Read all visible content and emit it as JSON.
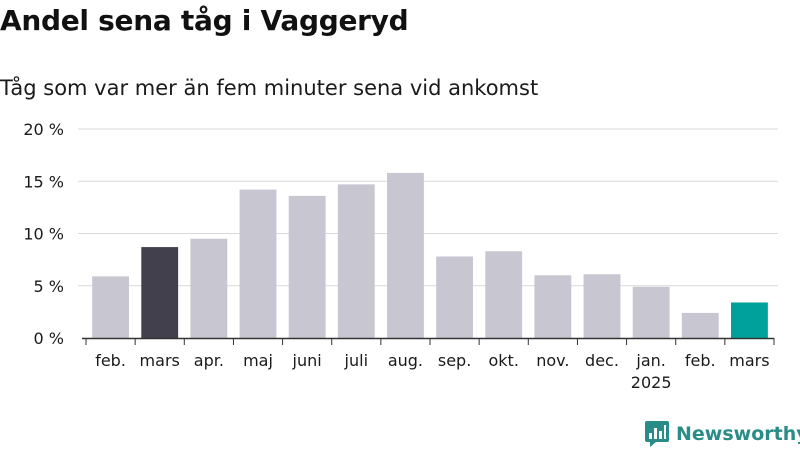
{
  "title": "Andel sena tåg i Vaggeryd",
  "subtitle": "Tåg som var mer än fem minuter sena vid ankomst",
  "brand": "Newsworthy",
  "colors": {
    "default_bar": "#c8c6d1",
    "highlight_prev": "#42404d",
    "highlight_current": "#00a19a",
    "grid": "#d9d9d9",
    "axis": "#333333",
    "text": "#1a1a1a",
    "brand": "#2a8c86"
  },
  "chart_data": {
    "type": "bar",
    "title": "Andel sena tåg i Vaggeryd",
    "subtitle": "Tåg som var mer än fem minuter sena vid ankomst",
    "xlabel": "",
    "ylabel": "",
    "categories": [
      "feb.",
      "mars",
      "apr.",
      "maj",
      "juni",
      "juli",
      "aug.",
      "sep.",
      "okt.",
      "nov.",
      "dec.",
      "jan.",
      "feb.",
      "mars"
    ],
    "category_sublabels": [
      "",
      "",
      "",
      "",
      "",
      "",
      "",
      "",
      "",
      "",
      "",
      "2025",
      "",
      ""
    ],
    "values": [
      5.9,
      8.7,
      9.5,
      14.2,
      13.6,
      14.7,
      15.8,
      7.8,
      8.3,
      6.0,
      6.1,
      4.9,
      2.4,
      3.4
    ],
    "highlight": [
      "default",
      "prev",
      "default",
      "default",
      "default",
      "default",
      "default",
      "default",
      "default",
      "default",
      "default",
      "default",
      "default",
      "current"
    ],
    "yticks": [
      0,
      5,
      10,
      15,
      20
    ],
    "ytick_labels": [
      "0 %",
      "5 %",
      "10 %",
      "15 %",
      "20 %"
    ],
    "ylim": [
      0,
      20
    ],
    "grid": true
  }
}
____________
## YOUR OBJECTIVE
Write out the listing above again, exactly, but with no pictures in the copy.

## FULL ANSWER
Read all visible content and emit it as JSON.
{
  "title": "Andel sena tåg i Vaggeryd",
  "subtitle": "Tåg som var mer än fem minuter sena vid ankomst",
  "brand": "Newsworthy",
  "colors": {
    "default_bar": "#c8c6d1",
    "highlight_prev": "#42404d",
    "highlight_current": "#00a19a",
    "grid": "#d9d9d9",
    "axis": "#333333",
    "text": "#1a1a1a",
    "brand": "#2a8c86"
  },
  "chart_data": {
    "type": "bar",
    "title": "Andel sena tåg i Vaggeryd",
    "subtitle": "Tåg som var mer än fem minuter sena vid ankomst",
    "xlabel": "",
    "ylabel": "",
    "categories": [
      "feb.",
      "mars",
      "apr.",
      "maj",
      "juni",
      "juli",
      "aug.",
      "sep.",
      "okt.",
      "nov.",
      "dec.",
      "jan.",
      "feb.",
      "mars"
    ],
    "category_sublabels": [
      "",
      "",
      "",
      "",
      "",
      "",
      "",
      "",
      "",
      "",
      "",
      "2025",
      "",
      ""
    ],
    "values": [
      5.9,
      8.7,
      9.5,
      14.2,
      13.6,
      14.7,
      15.8,
      7.8,
      8.3,
      6.0,
      6.1,
      4.9,
      2.4,
      3.4
    ],
    "highlight": [
      "default",
      "prev",
      "default",
      "default",
      "default",
      "default",
      "default",
      "default",
      "default",
      "default",
      "default",
      "default",
      "default",
      "current"
    ],
    "yticks": [
      0,
      5,
      10,
      15,
      20
    ],
    "ytick_labels": [
      "0 %",
      "5 %",
      "10 %",
      "15 %",
      "20 %"
    ],
    "ylim": [
      0,
      20
    ],
    "grid": true
  }
}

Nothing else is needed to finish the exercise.